__WHAT YOU HAVE TO DO__
Only the number is wanted: tally the lines below that contain the word "document".

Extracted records
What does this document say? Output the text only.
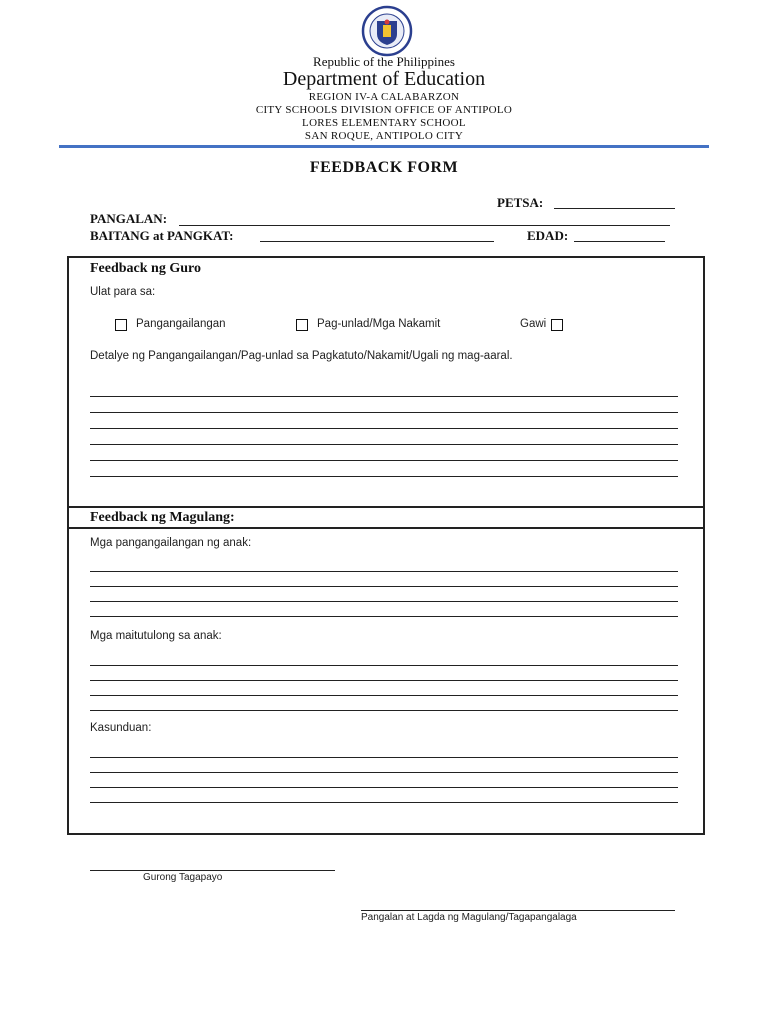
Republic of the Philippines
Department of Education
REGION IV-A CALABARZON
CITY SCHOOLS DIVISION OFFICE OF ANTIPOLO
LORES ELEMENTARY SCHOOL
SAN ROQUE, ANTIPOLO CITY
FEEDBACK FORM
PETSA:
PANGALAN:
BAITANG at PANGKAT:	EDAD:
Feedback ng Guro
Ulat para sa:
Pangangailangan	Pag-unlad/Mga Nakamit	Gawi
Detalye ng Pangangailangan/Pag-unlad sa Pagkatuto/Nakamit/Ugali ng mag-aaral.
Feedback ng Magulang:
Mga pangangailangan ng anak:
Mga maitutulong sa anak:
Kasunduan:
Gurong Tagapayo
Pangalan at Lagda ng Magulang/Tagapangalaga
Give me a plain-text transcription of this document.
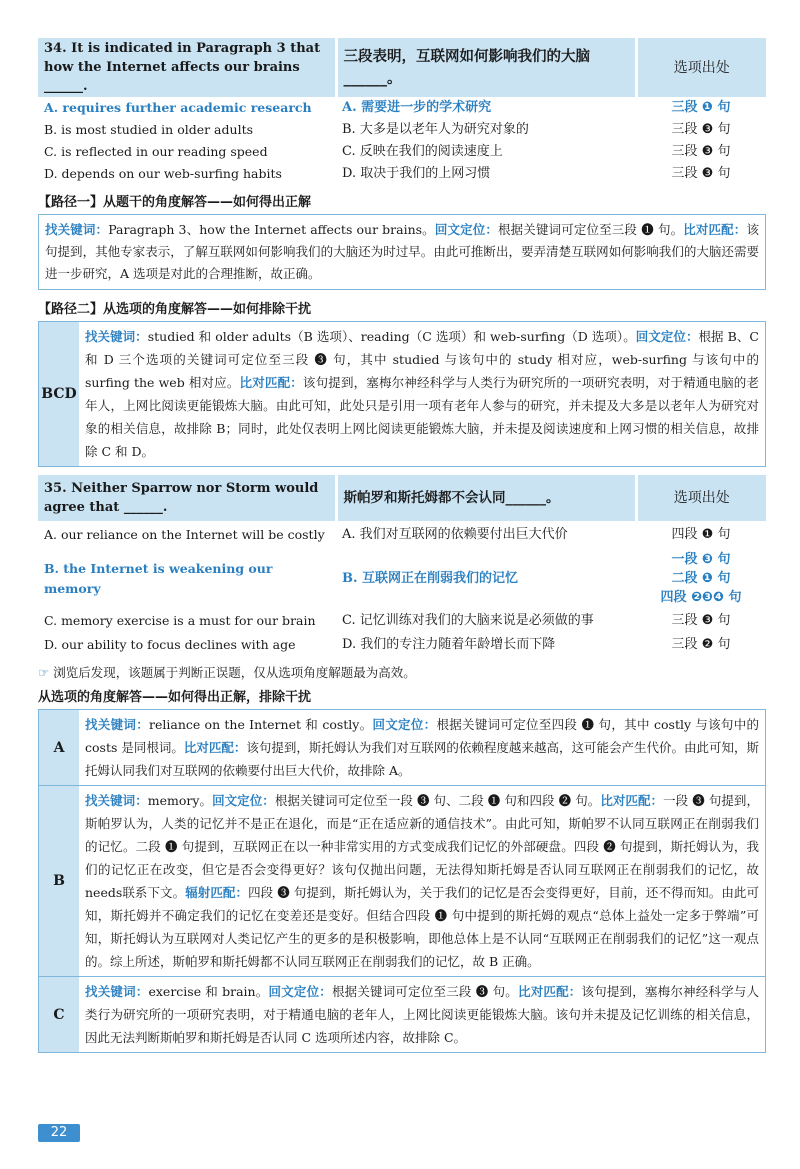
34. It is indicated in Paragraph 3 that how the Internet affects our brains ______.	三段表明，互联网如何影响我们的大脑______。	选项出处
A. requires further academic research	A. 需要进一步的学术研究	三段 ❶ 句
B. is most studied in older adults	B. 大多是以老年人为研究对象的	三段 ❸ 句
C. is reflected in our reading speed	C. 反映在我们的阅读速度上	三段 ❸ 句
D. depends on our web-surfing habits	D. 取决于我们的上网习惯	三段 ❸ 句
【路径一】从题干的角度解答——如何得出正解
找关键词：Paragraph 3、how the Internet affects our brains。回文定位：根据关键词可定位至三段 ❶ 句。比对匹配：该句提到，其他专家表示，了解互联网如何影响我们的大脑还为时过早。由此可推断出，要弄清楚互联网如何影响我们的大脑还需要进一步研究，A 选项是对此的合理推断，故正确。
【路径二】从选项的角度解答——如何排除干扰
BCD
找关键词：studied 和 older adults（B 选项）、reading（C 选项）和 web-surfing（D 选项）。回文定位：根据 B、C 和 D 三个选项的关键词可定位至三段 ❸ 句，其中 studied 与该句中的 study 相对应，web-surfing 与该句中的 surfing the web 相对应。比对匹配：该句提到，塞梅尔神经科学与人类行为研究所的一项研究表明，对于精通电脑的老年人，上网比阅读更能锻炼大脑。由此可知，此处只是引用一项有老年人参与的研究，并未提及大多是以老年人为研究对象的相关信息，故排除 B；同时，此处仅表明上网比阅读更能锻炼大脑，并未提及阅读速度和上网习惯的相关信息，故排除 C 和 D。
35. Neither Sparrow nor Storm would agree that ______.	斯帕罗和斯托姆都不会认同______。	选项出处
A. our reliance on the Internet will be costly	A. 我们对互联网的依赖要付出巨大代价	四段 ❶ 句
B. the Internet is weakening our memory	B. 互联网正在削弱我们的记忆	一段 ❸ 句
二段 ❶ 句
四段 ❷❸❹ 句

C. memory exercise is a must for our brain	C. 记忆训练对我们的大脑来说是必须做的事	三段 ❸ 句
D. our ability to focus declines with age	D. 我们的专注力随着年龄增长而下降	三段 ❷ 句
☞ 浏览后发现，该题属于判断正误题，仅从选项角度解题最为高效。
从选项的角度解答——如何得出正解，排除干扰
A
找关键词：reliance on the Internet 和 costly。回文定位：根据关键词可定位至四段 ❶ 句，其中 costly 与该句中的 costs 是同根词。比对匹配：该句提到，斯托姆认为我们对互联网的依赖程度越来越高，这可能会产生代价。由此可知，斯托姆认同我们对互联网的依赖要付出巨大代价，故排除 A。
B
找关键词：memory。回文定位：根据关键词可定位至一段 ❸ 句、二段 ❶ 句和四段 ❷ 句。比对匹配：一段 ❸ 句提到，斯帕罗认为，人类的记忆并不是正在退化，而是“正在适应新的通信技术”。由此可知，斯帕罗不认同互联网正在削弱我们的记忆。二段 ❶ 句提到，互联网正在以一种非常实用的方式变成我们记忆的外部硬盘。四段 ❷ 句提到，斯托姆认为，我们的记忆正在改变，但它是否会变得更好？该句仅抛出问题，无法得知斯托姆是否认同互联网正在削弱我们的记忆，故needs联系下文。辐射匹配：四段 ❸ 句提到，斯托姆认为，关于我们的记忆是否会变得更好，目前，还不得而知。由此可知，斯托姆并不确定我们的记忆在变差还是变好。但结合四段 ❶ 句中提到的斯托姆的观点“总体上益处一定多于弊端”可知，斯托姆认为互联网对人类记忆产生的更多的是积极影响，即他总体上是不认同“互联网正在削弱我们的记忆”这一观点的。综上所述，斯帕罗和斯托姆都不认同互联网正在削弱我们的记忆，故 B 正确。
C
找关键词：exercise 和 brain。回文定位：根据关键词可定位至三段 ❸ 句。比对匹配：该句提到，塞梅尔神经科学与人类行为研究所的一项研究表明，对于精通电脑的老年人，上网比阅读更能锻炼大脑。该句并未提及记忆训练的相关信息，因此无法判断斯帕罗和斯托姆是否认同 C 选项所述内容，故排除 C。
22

__SOLUTION__
2